* Assignment:
Output exactly the lines spanning from the line containing "OCR this image." to the last line of the entries, inclusive.

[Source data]
※ ※ ※

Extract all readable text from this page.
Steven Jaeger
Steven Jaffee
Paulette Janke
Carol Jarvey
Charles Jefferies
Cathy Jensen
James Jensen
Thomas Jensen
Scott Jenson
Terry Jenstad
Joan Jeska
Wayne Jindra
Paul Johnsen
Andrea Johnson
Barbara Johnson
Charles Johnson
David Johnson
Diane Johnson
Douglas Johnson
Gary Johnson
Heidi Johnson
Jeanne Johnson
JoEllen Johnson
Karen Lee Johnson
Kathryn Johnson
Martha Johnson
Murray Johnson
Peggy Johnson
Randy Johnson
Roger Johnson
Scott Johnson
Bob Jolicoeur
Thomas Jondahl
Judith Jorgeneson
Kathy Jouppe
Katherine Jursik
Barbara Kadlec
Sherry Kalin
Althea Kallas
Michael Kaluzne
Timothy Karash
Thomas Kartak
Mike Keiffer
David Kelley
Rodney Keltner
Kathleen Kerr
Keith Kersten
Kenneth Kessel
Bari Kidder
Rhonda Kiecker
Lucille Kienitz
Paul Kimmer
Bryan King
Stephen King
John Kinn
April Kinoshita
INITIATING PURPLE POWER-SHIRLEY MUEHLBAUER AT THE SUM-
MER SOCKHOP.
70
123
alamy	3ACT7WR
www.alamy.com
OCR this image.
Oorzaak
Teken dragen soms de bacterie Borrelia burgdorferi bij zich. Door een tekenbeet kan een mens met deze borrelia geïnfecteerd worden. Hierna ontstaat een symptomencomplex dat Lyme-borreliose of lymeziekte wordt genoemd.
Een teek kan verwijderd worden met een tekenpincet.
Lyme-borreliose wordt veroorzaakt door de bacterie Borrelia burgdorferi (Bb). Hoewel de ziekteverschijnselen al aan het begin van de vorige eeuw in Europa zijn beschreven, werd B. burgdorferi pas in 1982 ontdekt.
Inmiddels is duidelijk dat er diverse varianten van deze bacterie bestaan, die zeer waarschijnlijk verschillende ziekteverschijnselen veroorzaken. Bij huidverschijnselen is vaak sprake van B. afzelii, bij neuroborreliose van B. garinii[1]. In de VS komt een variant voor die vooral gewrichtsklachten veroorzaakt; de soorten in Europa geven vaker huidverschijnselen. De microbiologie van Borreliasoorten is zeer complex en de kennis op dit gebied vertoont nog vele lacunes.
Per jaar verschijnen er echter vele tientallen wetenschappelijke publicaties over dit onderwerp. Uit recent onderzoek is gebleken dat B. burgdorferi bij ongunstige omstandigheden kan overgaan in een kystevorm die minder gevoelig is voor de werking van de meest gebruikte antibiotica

※ ※ ※

* Solution to this problem:
OCR this image.
Oorzaak
Teken dragen soms de bacterie Borrelia burgdorferi bij zich. Door een tekenbeet kan een mens met deze borrelia geïnfecteerd worden. Hierna ontstaat een symptomencomplex dat Lyme-borreliose of lymeziekte wordt genoemd.
Een teek kan verwijderd worden met een tekenpincet.
Lyme-borreliose wordt veroorzaakt door de bacterie Borrelia burgdorferi (Bb). Hoewel de ziekteverschijnselen al aan het begin van de vorige eeuw in Europa zijn beschreven, werd B. burgdorferi pas in 1982 ontdekt.
Inmiddels is duidelijk dat er diverse varianten van deze bacterie bestaan, die zeer waarschijnlijk verschillende ziekteverschijnselen veroorzaken. Bij huidverschijnselen is vaak sprake van B. afzelii, bij neuroborreliose van B. garinii[1]. In de VS komt een variant voor die vooral gewrichtsklachten veroorzaakt; de soorten in Europa geven vaker huidverschijnselen. De microbiologie van Borreliasoorten is zeer complex en de kennis op dit gebied vertoont nog vele lacunes.
Per jaar verschijnen er echter vele tientallen wetenschappelijke publicaties over dit onderwerp. Uit recent onderzoek is gebleken dat B. burgdorferi bij ongunstige omstandigheden kan overgaan in een kystevorm die minder gevoelig is voor de werking van de meest gebruikte antibiotica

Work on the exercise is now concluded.